What you need to do — Write out all of the entries exactly, please.

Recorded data
----

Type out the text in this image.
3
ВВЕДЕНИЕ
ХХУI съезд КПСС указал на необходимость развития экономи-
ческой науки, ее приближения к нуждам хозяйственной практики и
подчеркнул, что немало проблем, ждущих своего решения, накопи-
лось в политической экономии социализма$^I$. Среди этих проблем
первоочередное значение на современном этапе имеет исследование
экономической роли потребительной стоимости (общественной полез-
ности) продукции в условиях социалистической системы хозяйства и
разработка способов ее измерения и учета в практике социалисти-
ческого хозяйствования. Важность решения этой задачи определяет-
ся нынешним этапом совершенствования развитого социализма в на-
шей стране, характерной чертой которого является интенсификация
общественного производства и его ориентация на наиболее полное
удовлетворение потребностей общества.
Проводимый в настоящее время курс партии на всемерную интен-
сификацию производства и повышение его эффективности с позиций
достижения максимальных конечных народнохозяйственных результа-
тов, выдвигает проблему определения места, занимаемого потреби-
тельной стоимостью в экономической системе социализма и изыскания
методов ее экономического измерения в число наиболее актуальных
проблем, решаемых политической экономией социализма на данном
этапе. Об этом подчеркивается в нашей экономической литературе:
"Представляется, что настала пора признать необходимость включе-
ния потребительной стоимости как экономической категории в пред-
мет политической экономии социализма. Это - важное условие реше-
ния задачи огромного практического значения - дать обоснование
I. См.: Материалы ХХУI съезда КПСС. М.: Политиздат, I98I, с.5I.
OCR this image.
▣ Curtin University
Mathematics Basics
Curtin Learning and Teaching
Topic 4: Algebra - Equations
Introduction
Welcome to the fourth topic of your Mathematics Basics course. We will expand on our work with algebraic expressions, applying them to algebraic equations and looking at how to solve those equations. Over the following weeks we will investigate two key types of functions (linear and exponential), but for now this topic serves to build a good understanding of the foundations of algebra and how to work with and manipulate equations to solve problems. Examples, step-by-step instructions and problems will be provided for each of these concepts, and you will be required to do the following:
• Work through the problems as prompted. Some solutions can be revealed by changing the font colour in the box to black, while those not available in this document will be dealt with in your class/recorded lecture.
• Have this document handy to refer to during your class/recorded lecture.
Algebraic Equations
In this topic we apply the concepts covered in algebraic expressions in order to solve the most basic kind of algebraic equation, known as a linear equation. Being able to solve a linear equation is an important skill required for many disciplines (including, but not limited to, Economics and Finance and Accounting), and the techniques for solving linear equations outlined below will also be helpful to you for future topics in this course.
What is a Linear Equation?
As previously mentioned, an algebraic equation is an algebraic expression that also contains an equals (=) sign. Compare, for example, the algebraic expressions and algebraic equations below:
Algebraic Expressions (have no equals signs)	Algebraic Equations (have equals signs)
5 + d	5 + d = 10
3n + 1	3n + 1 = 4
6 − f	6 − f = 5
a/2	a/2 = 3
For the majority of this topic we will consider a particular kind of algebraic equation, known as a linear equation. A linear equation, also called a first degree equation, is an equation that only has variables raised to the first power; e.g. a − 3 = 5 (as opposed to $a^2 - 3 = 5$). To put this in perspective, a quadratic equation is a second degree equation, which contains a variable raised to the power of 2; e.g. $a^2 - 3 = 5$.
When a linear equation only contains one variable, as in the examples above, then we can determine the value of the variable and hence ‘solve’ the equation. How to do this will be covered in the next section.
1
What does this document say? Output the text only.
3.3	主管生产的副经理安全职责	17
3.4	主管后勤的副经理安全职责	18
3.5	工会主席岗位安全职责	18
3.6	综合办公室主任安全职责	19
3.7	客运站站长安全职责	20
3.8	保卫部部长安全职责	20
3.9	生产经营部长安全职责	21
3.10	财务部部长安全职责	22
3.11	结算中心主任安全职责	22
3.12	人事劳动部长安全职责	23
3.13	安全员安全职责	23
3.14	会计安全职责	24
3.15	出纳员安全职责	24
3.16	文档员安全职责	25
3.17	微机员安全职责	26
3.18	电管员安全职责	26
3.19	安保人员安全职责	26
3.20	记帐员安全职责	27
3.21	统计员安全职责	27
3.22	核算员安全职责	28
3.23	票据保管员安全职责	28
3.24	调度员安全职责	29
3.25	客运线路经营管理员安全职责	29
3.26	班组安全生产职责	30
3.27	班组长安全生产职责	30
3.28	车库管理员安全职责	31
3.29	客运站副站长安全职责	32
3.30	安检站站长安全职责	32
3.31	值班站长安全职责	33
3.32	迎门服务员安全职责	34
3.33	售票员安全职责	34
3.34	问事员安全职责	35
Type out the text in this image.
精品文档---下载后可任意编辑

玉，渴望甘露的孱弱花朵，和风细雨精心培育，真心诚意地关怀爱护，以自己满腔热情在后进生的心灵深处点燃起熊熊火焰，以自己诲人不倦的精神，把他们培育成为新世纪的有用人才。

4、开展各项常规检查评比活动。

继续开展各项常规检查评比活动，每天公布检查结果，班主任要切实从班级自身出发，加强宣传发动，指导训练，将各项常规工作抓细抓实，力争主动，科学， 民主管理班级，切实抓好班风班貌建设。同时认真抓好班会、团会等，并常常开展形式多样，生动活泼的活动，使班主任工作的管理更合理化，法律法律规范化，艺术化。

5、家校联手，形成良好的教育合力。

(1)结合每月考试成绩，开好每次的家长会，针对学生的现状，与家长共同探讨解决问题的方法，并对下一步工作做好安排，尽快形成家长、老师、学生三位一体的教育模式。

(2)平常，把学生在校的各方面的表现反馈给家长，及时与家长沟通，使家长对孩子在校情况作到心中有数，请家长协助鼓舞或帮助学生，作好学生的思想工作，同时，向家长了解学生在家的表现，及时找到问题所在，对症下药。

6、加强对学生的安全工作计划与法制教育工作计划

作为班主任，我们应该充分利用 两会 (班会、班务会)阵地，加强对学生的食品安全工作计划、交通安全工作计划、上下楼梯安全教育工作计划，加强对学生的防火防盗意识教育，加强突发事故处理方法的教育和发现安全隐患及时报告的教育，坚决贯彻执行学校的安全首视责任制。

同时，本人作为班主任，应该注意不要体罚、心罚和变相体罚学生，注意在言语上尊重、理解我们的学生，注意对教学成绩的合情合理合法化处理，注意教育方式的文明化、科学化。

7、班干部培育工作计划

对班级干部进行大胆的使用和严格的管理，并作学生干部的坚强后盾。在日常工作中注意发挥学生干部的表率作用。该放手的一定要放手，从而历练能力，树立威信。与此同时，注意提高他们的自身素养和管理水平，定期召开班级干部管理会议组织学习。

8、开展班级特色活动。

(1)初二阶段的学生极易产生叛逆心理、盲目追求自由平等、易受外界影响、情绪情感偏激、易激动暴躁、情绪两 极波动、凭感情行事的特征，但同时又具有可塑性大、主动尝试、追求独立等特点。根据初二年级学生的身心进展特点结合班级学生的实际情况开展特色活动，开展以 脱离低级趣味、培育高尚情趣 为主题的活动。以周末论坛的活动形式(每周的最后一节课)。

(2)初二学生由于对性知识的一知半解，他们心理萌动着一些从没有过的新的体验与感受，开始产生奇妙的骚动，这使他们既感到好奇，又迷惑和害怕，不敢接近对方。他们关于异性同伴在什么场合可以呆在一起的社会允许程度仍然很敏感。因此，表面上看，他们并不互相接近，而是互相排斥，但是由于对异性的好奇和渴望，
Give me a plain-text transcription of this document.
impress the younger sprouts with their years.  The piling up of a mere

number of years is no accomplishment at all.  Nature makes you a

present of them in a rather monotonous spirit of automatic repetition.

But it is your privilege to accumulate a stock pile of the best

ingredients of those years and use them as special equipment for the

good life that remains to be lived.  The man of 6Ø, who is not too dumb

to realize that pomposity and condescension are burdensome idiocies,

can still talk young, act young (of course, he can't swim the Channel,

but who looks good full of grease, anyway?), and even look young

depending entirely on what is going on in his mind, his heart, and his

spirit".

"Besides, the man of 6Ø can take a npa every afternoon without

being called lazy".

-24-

----

Output for this exercise —
Type out the text in this image.
3
ВВЕДЕНИЕ
ХХУI съезд КПСС указал на необходимость развития экономи-
ческой науки, ее приближения к нуждам хозяйственной практики и
подчеркнул, что немало проблем, ждущих своего решения, накопи-
лось в политической экономии социализма$^I$. Среди этих проблем
первоочередное значение на современном этапе имеет исследование
экономической роли потребительной стоимости (общественной полез-
ности) продукции в условиях социалистической системы хозяйства и
разработка способов ее измерения и учета в практике социалисти-
ческого хозяйствования. Важность решения этой задачи определяет-
ся нынешним этапом совершенствования развитого социализма в на-
шей стране, характерной чертой которого является интенсификация
общественного производства и его ориентация на наиболее полное
удовлетворение потребностей общества.
Проводимый в настоящее время курс партии на всемерную интен-
сификацию производства и повышение его эффективности с позиций
достижения максимальных конечных народнохозяйственных результа-
тов, выдвигает проблему определения места, занимаемого потреби-
тельной стоимостью в экономической системе социализма и изыскания
методов ее экономического измерения в число наиболее актуальных
проблем, решаемых политической экономией социализма на данном
этапе. Об этом подчеркивается в нашей экономической литературе:
"Представляется, что настала пора признать необходимость включе-
ния потребительной стоимости как экономической категории в пред-
мет политической экономии социализма. Это - важное условие реше-
ния задачи огромного практического значения - дать обоснование
I. См.: Материалы ХХУI съезда КПСС. М.: Политиздат, I98I, с.5I.
OCR this image.
▣ Curtin University
Mathematics Basics
Curtin Learning and Teaching
Topic 4: Algebra - Equations
Introduction
Welcome to the fourth topic of your Mathematics Basics course. We will expand on our work with algebraic expressions, applying them to algebraic equations and looking at how to solve those equations. Over the following weeks we will investigate two key types of functions (linear and exponential), but for now this topic serves to build a good understanding of the foundations of algebra and how to work with and manipulate equations to solve problems. Examples, step-by-step instructions and problems will be provided for each of these concepts, and you will be required to do the following:
• Work through the problems as prompted. Some solutions can be revealed by changing the font colour in the box to black, while those not available in this document will be dealt with in your class/recorded lecture.
• Have this document handy to refer to during your class/recorded lecture.
Algebraic Equations
In this topic we apply the concepts covered in algebraic expressions in order to solve the most basic kind of algebraic equation, known as a linear equation. Being able to solve a linear equation is an important skill required for many disciplines (including, but not limited to, Economics and Finance and Accounting), and the techniques for solving linear equations outlined below will also be helpful to you for future topics in this course.
What is a Linear Equation?
As previously mentioned, an algebraic equation is an algebraic expression that also contains an equals (=) sign. Compare, for example, the algebraic expressions and algebraic equations below:
Algebraic Expressions (have no equals signs)	Algebraic Equations (have equals signs)
5 + d	5 + d = 10
3n + 1	3n + 1 = 4
6 − f	6 − f = 5
a/2	a/2 = 3
For the majority of this topic we will consider a particular kind of algebraic equation, known as a linear equation. A linear equation, also called a first degree equation, is an equation that only has variables raised to the first power; e.g. a − 3 = 5 (as opposed to $a^2 - 3 = 5$). To put this in perspective, a quadratic equation is a second degree equation, which contains a variable raised to the power of 2; e.g. $a^2 - 3 = 5$.
When a linear equation only contains one variable, as in the examples above, then we can determine the value of the variable and hence ‘solve’ the equation. How to do this will be covered in the next section.
1
What does this document say? Output the text only.
3.3	主管生产的副经理安全职责	17
3.4	主管后勤的副经理安全职责	18
3.5	工会主席岗位安全职责	18
3.6	综合办公室主任安全职责	19
3.7	客运站站长安全职责	20
3.8	保卫部部长安全职责	20
3.9	生产经营部长安全职责	21
3.10	财务部部长安全职责	22
3.11	结算中心主任安全职责	22
3.12	人事劳动部长安全职责	23
3.13	安全员安全职责	23
3.14	会计安全职责	24
3.15	出纳员安全职责	24
3.16	文档员安全职责	25
3.17	微机员安全职责	26
3.18	电管员安全职责	26
3.19	安保人员安全职责	26
3.20	记帐员安全职责	27
3.21	统计员安全职责	27
3.22	核算员安全职责	28
3.23	票据保管员安全职责	28
3.24	调度员安全职责	29
3.25	客运线路经营管理员安全职责	29
3.26	班组安全生产职责	30
3.27	班组长安全生产职责	30
3.28	车库管理员安全职责	31
3.29	客运站副站长安全职责	32
3.30	安检站站长安全职责	32
3.31	值班站长安全职责	33
3.32	迎门服务员安全职责	34
3.33	售票员安全职责	34
3.34	问事员安全职责	35
Type out the text in this image.
精品文档---下载后可任意编辑

玉，渴望甘露的孱弱花朵，和风细雨精心培育，真心诚意地关怀爱护，以自己满腔热情在后进生的心灵深处点燃起熊熊火焰，以自己诲人不倦的精神，把他们培育成为新世纪的有用人才。

4、开展各项常规检查评比活动。

继续开展各项常规检查评比活动，每天公布检查结果，班主任要切实从班级自身出发，加强宣传发动，指导训练，将各项常规工作抓细抓实，力争主动，科学， 民主管理班级，切实抓好班风班貌建设。同时认真抓好班会、团会等，并常常开展形式多样，生动活泼的活动，使班主任工作的管理更合理化，法律法律规范化，艺术化。

5、家校联手，形成良好的教育合力。

(1)结合每月考试成绩，开好每次的家长会，针对学生的现状，与家长共同探讨解决问题的方法，并对下一步工作做好安排，尽快形成家长、老师、学生三位一体的教育模式。

(2)平常，把学生在校的各方面的表现反馈给家长，及时与家长沟通，使家长对孩子在校情况作到心中有数，请家长协助鼓舞或帮助学生，作好学生的思想工作，同时，向家长了解学生在家的表现，及时找到问题所在，对症下药。

6、加强对学生的安全工作计划与法制教育工作计划

作为班主任，我们应该充分利用 两会 (班会、班务会)阵地，加强对学生的食品安全工作计划、交通安全工作计划、上下楼梯安全教育工作计划，加强对学生的防火防盗意识教育，加强突发事故处理方法的教育和发现安全隐患及时报告的教育，坚决贯彻执行学校的安全首视责任制。

同时，本人作为班主任，应该注意不要体罚、心罚和变相体罚学生，注意在言语上尊重、理解我们的学生，注意对教学成绩的合情合理合法化处理，注意教育方式的文明化、科学化。

7、班干部培育工作计划

对班级干部进行大胆的使用和严格的管理，并作学生干部的坚强后盾。在日常工作中注意发挥学生干部的表率作用。该放手的一定要放手，从而历练能力，树立威信。与此同时，注意提高他们的自身素养和管理水平，定期召开班级干部管理会议组织学习。

8、开展班级特色活动。

(1)初二阶段的学生极易产生叛逆心理、盲目追求自由平等、易受外界影响、情绪情感偏激、易激动暴躁、情绪两 极波动、凭感情行事的特征，但同时又具有可塑性大、主动尝试、追求独立等特点。根据初二年级学生的身心进展特点结合班级学生的实际情况开展特色活动，开展以 脱离低级趣味、培育高尚情趣 为主题的活动。以周末论坛的活动形式(每周的最后一节课)。

(2)初二学生由于对性知识的一知半解，他们心理萌动着一些从没有过的新的体验与感受，开始产生奇妙的骚动，这使他们既感到好奇，又迷惑和害怕，不敢接近对方。他们关于异性同伴在什么场合可以呆在一起的社会允许程度仍然很敏感。因此，表面上看，他们并不互相接近，而是互相排斥，但是由于对异性的好奇和渴望，
Give me a plain-text transcription of this document.
impress the younger sprouts with their years.  The piling up of a mere

number of years is no accomplishment at all.  Nature makes you a

present of them in a rather monotonous spirit of automatic repetition.

But it is your privilege to accumulate a stock pile of the best

ingredients of those years and use them as special equipment for the

good life that remains to be lived.  The man of 6Ø, who is not too dumb

to realize that pomposity and condescension are burdensome idiocies,

can still talk young, act young (of course, he can't swim the Channel,

but who looks good full of grease, anyway?), and even look young

depending entirely on what is going on in his mind, his heart, and his

spirit".

"Besides, the man of 6Ø can take a npa every afternoon without

being called lazy".

-24-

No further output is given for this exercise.